Written request:
Locate the string "Adobe" in the listing below. Copy every line where it is found.

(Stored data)
============================================================

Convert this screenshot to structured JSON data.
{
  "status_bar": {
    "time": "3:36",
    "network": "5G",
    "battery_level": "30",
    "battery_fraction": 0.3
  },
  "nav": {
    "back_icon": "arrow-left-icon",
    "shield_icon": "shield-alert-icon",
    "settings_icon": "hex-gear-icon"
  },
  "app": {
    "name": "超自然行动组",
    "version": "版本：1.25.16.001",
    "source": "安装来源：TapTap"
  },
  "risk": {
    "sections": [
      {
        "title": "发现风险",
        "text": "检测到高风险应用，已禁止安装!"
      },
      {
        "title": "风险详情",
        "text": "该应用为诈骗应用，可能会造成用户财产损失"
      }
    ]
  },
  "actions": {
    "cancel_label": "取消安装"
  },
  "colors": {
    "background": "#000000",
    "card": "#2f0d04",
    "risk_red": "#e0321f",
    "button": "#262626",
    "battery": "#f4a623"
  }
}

============================================================

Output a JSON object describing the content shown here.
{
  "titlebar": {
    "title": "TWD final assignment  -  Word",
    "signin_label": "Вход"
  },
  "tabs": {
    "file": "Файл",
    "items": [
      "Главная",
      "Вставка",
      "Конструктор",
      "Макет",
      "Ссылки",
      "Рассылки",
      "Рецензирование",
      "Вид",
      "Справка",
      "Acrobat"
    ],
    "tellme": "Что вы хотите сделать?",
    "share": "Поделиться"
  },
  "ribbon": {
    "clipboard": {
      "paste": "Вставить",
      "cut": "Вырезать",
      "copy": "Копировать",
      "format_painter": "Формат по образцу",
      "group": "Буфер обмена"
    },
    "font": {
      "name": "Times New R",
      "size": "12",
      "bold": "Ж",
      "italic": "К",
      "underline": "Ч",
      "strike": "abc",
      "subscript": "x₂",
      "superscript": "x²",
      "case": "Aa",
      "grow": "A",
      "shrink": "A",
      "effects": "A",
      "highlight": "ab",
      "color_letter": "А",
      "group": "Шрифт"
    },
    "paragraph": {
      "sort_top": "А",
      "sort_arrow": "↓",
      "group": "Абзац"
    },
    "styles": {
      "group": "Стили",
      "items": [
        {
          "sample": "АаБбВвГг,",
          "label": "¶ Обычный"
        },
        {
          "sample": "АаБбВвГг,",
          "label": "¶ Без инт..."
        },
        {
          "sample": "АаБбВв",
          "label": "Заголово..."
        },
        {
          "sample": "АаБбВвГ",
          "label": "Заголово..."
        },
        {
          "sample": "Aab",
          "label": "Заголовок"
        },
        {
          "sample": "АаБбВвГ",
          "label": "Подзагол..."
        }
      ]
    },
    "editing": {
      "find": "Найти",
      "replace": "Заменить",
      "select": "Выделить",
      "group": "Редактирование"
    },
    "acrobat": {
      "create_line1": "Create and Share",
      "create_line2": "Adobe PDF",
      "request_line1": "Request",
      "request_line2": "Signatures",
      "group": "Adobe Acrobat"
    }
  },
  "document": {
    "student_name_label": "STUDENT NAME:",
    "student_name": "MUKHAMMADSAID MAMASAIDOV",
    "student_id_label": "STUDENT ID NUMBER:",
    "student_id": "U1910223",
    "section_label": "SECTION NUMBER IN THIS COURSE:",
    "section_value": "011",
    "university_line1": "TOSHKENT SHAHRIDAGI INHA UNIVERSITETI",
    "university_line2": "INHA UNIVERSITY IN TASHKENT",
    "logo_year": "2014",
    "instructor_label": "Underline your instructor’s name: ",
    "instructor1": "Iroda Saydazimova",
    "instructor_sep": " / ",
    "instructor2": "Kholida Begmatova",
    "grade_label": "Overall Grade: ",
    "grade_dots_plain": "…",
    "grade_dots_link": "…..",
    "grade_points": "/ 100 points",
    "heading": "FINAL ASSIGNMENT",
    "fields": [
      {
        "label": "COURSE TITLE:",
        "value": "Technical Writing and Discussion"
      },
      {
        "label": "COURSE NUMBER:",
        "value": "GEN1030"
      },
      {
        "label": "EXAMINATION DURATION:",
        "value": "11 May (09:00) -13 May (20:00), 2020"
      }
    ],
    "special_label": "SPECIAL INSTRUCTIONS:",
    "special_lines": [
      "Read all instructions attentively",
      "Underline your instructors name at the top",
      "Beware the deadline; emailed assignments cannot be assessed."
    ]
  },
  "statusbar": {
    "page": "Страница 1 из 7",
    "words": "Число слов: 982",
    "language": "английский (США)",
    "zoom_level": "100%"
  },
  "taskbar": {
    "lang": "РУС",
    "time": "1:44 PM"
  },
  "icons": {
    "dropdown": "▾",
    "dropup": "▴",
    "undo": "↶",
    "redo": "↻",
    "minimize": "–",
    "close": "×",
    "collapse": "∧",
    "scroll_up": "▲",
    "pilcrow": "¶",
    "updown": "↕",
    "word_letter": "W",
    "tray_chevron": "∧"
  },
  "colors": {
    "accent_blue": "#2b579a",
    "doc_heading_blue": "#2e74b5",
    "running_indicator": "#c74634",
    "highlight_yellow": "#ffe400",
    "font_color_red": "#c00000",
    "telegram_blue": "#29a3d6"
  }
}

============================================================

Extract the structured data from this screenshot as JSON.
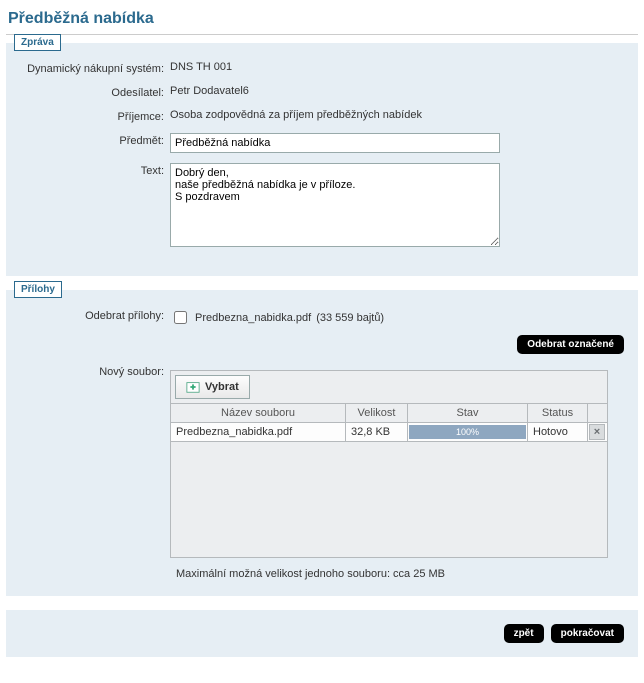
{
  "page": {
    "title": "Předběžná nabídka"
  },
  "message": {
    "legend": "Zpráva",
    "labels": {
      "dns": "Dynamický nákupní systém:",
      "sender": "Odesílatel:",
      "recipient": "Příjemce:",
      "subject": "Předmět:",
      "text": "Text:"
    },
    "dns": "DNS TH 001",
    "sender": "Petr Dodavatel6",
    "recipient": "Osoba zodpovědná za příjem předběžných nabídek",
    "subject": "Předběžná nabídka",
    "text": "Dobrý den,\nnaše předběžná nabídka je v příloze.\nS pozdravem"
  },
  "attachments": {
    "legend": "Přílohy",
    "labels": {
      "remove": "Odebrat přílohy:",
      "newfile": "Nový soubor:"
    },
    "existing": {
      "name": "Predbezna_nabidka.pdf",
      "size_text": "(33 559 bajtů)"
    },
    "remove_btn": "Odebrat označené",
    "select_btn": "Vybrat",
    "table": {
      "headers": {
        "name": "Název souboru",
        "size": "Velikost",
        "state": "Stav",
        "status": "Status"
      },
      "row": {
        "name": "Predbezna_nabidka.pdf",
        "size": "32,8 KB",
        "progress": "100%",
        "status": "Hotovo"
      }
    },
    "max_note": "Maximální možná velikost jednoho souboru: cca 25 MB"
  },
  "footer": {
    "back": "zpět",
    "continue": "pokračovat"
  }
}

============================================================

Answer below:
      "create_line2": "Adobe PDF",
      "group": "Adobe Acrobat"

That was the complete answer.